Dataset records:
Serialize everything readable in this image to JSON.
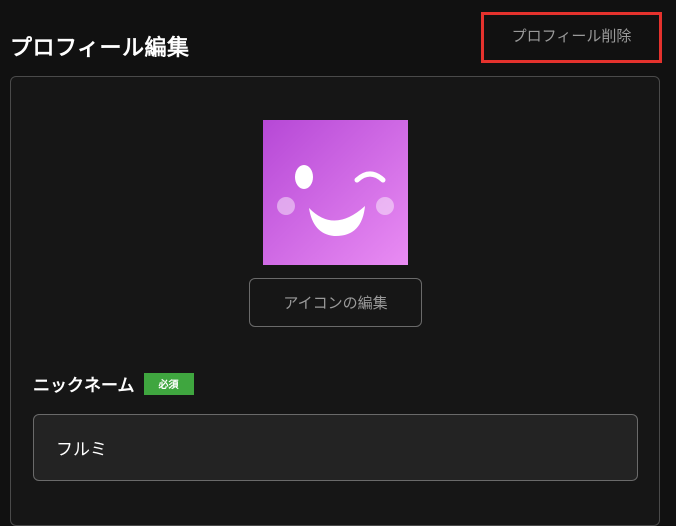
{
  "header": {
    "title": "プロフィール編集",
    "delete_label": "プロフィール削除"
  },
  "profile": {
    "avatar_icon": "winking-smile-face",
    "edit_icon_label": "アイコンの編集"
  },
  "nickname_field": {
    "label": "ニックネーム",
    "required_badge": "必須",
    "value": "フルミ"
  },
  "colors": {
    "background": "#111111",
    "highlight_border": "#e5322d",
    "required_badge": "#3fa63f",
    "avatar_gradient_start": "#b648d6",
    "avatar_gradient_end": "#e98cf3"
  }
}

**EXERCISE DESCRIPTION:** Leave images out of the retyped records; keep all else exact.

**RIGHT ANSWER:**
Serialize everything readable in this image to JSON.
{
  "header": {
    "title": "プロフィール編集",
    "delete_label": "プロフィール削除"
  },
  "profile": {
    "avatar_icon": "winking-smile-face",
    "edit_icon_label": "アイコンの編集"
  },
  "nickname_field": {
    "label": "ニックネーム",
    "required_badge": "必須",
    "value": "フルミ"
  },
  "colors": {
    "background": "#111111",
    "highlight_border": "#e5322d",
    "required_badge": "#3fa63f",
    "avatar_gradient_start": "#b648d6",
    "avatar_gradient_end": "#e98cf3"
  }
}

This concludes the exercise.